AIM:
In the copy, keep every record exact and leave out all images.

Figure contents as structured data
=====

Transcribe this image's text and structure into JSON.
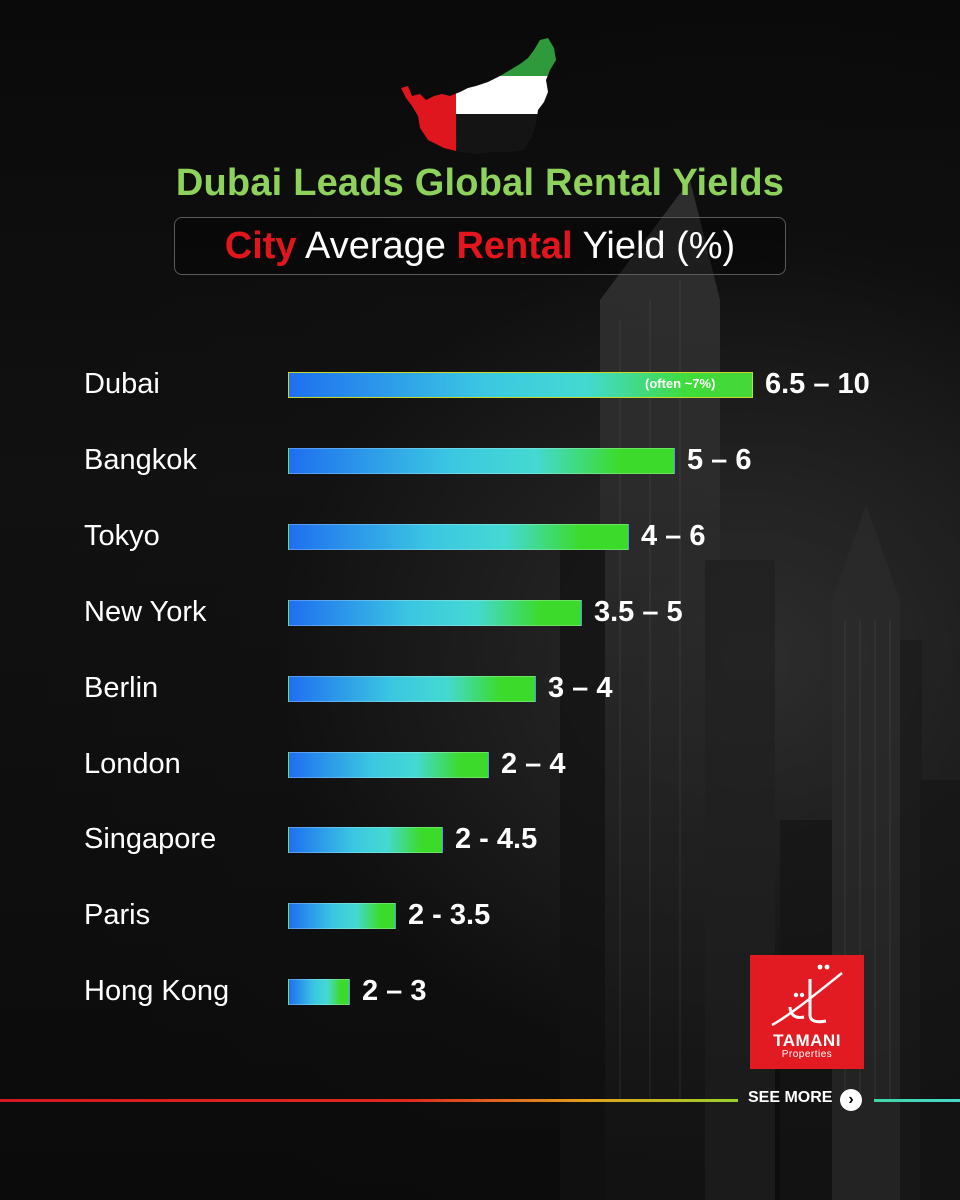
{
  "header": {
    "title": "Dubai Leads Global Rental Yields",
    "subtitle_part1": "City",
    "subtitle_part2": " Average ",
    "subtitle_part3": "Rental",
    "subtitle_part4": " Yield (%)"
  },
  "colors": {
    "title_green": "#8ed25b",
    "accent_red": "#e3151c",
    "bar_start": "#1f6ff0",
    "bar_mid": "#44d9d2",
    "bar_end": "#3cdb2b"
  },
  "chart_data": {
    "type": "bar",
    "orientation": "horizontal",
    "title": "Dubai Leads Global Rental Yields",
    "subtitle": "City Average Rental Yield (%)",
    "categories": [
      "Dubai",
      "Bangkok",
      "Tokyo",
      "New York",
      "Berlin",
      "London",
      "Singapore",
      "Paris",
      "Hong Kong"
    ],
    "value_labels": [
      "6.5 – 10",
      "5 – 6",
      "4 – 6",
      "3.5 – 5",
      "3 – 4",
      "2 – 4",
      "2 - 4.5",
      "2 - 3.5",
      "2 – 3"
    ],
    "values": [
      10,
      8.33,
      7.33,
      6.33,
      5.33,
      4.33,
      3.33,
      2.33,
      1.33
    ],
    "annotation": {
      "category": "Dubai",
      "text": "(often ~7%)"
    },
    "grid": false,
    "legend": "none"
  },
  "footer": {
    "see_more": "SEE MORE",
    "see_more_icon": "chevron-right-icon"
  },
  "logo": {
    "name": "TAMANI",
    "sub": "Properties",
    "arabic": "تماني العقارية"
  }
}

=====

REPLY:
Transcribe this image's text and structure into JSON.
{
  "header": {
    "title": "Dubai Leads Global Rental Yields",
    "subtitle_part1": "City",
    "subtitle_part2": " Average ",
    "subtitle_part3": "Rental",
    "subtitle_part4": " Yield (%)"
  },
  "colors": {
    "title_green": "#8ed25b",
    "accent_red": "#e3151c",
    "bar_start": "#1f6ff0",
    "bar_mid": "#44d9d2",
    "bar_end": "#3cdb2b"
  },
  "chart_data": {
    "type": "bar",
    "orientation": "horizontal",
    "title": "Dubai Leads Global Rental Yields",
    "subtitle": "City Average Rental Yield (%)",
    "categories": [
      "Dubai",
      "Bangkok",
      "Tokyo",
      "New York",
      "Berlin",
      "London",
      "Singapore",
      "Paris",
      "Hong Kong"
    ],
    "value_labels": [
      "6.5 – 10",
      "5 – 6",
      "4 – 6",
      "3.5 – 5",
      "3 – 4",
      "2 – 4",
      "2 - 4.5",
      "2 - 3.5",
      "2 – 3"
    ],
    "values": [
      10,
      8.33,
      7.33,
      6.33,
      5.33,
      4.33,
      3.33,
      2.33,
      1.33
    ],
    "annotation": {
      "category": "Dubai",
      "text": "(often ~7%)"
    },
    "grid": false,
    "legend": "none"
  },
  "footer": {
    "see_more": "SEE MORE",
    "see_more_icon": "chevron-right-icon"
  },
  "logo": {
    "name": "TAMANI",
    "sub": "Properties",
    "arabic": "تماني العقارية"
  }
}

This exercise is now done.